> Article:
★ ★ ★

In 2015, Acosta accumulated 56.9 wRC.  Is that good?  As with all counting stats, it depends.  Like other counting stats, the number of plate appearances matters.  (I know I have AB shown here, but bear with me.) A player who racks up 50 RBIs over a full season isn’t terribly impressive.  One who does it in 200 plate appearances is amazing.  Same with wRC.  Fangraphs gives us some general guidelines on what’s good, great, average, etc. over the course of a full season.  Still, that’s a number that is devoid of any context.  How does that stack up against other players in the league?

That’s where wRAA comes in.  League average wRAA is always 0.  So, looking at Acosta with his -7.3 wRAA, we see that his 56.9 wRC is not impressive at all: 7% below league average.  In 2015, Acosta played like a scrub.

We derive wRAA thusly:
(wOBA-lg_woba)/wOBAscale)*PA

It does, and should, look very similar to wRC.

My testing paramaters are based on the idea that there’s generally around 10 points separating the middle categories of poor to above average.  In order that my stats stay close to the game’s, I started off with a threshold of 3 points.  All of my results were within that range, so I tightened up a bit.  I changed my “good” zone to 1.0.  Here are my results:

Again, I’m really happy with how this turned out.  I don’t think I need to do any tweaking or further investigation.  Ready to move on!

Our script with the addition of wRAA:

#Calculated batting stats for OOTP
    DROP TABLE IF EXISTS CalcBatting;
    CREATE TABLE IF NOT EXISTS CalcBatting AS

    SELECT b.year
    , b.league_id
    , b.player_id
    , b.stint #We can eventually move this down the list
    , b.split_id #We can eventually remove
    , b.team_id #We can eventually move this down the list
    , l.abbr as Lg
    , t.abbr as Team
    , b.g
    , b.ab
    , @PA := b.ab+b.bb+b.sh+b.sf+b.hp AS PA
    , b.r 
    , b.h
    , b.d
    , b.t
    , b.hr
    , b.rbi
    , b.sb
    , b.cs
    , b.bb
    , b.k
    , b.ibb
    , b.hp
    , b.sh
    , b.sf
    , b.gdp
    , b.ci
    , @BA := round(b.h/b.ab,3) AS ba
    , round(b.k/@PA,3) as krate
    , round((b.bb)/@PA,3) as bbrate
    , @OBP := round((b.h + b.bb + b.hp)/(@PA-b.sh-b.ci),3) AS obp
    , round(100*(@OBP/r.woba),0) as OBPplus
    , @SLG := round((b.h+b.d+2*b.t+3*b.hr)/b.ab,3) as slg
    , round(@OBP+@SLG,3) as ops
    , round(@SLG-@BA,3) as iso
    , round((b.h-b.hr)/(b.ab-b.k-b.hr+b.sf),3) as babip
    , @woba := round((r.wobaBB*(b.bb-b.ibb) + r.wobaHB*b.hp + r.woba1B*(b.h-b.d-b.t-b.hr) +
       r.woba2B*b.d + r.woba3B*b.t + r.wobaHR*b.hr)

★ ★ ★

> What is being asked: Reproduce the write-up on wRAA, starting with "That’s where wRAA" and going on through "to move on!", and switch "Acosta" to "the player" wherever it appears.

> Information shown:
★ ★ ★

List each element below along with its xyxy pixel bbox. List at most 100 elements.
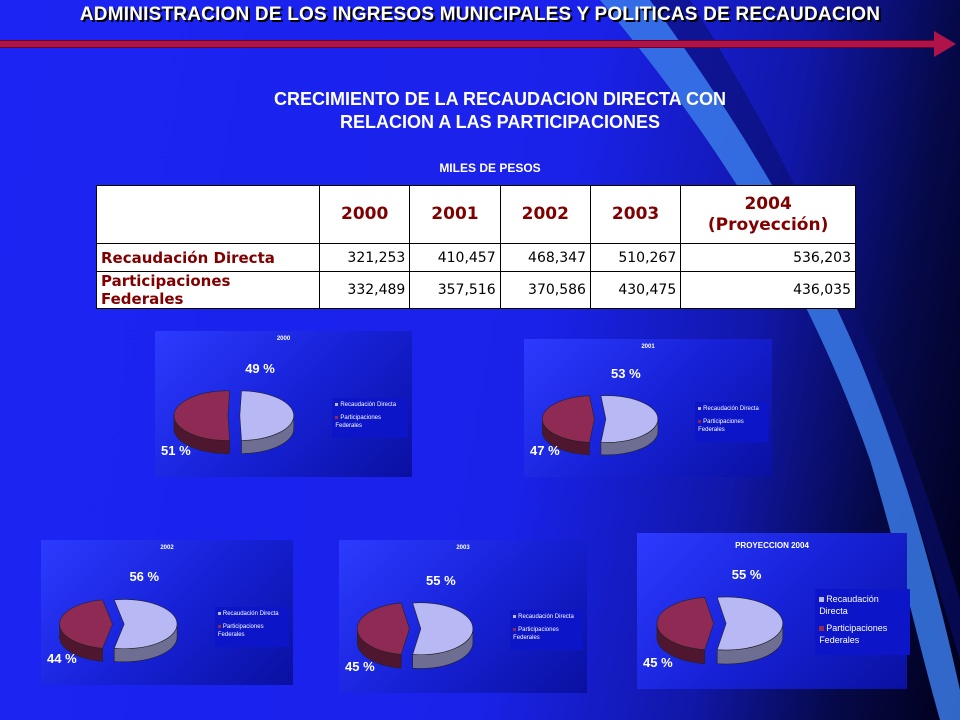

★ ★ ★

> Task result:
That’s where wRAA comes in.  League average wRAA is always 0.  So, looking at the player with his -7.3 wRAA, we see that his 56.9 wRC is not impressive at all: 7% below league average.  In 2015, the player played like a scrub.

We derive wRAA thusly:
(wOBA-lg_woba)/wOBAscale)*PA

It does, and should, look very similar to wRC.

My testing paramaters are based on the idea that there’s generally around 10 points separating the middle categories of poor to above average.  In order that my stats stay close to the game’s, I started off with a threshold of 3 points.  All of my results were within that range, so I tightened up a bit.  I changed my “good” zone to 1.0.  Here are my results:

Again, I’m really happy with how this turned out.  I don’t think I need to do any tweaking or further investigation.  Ready to move on!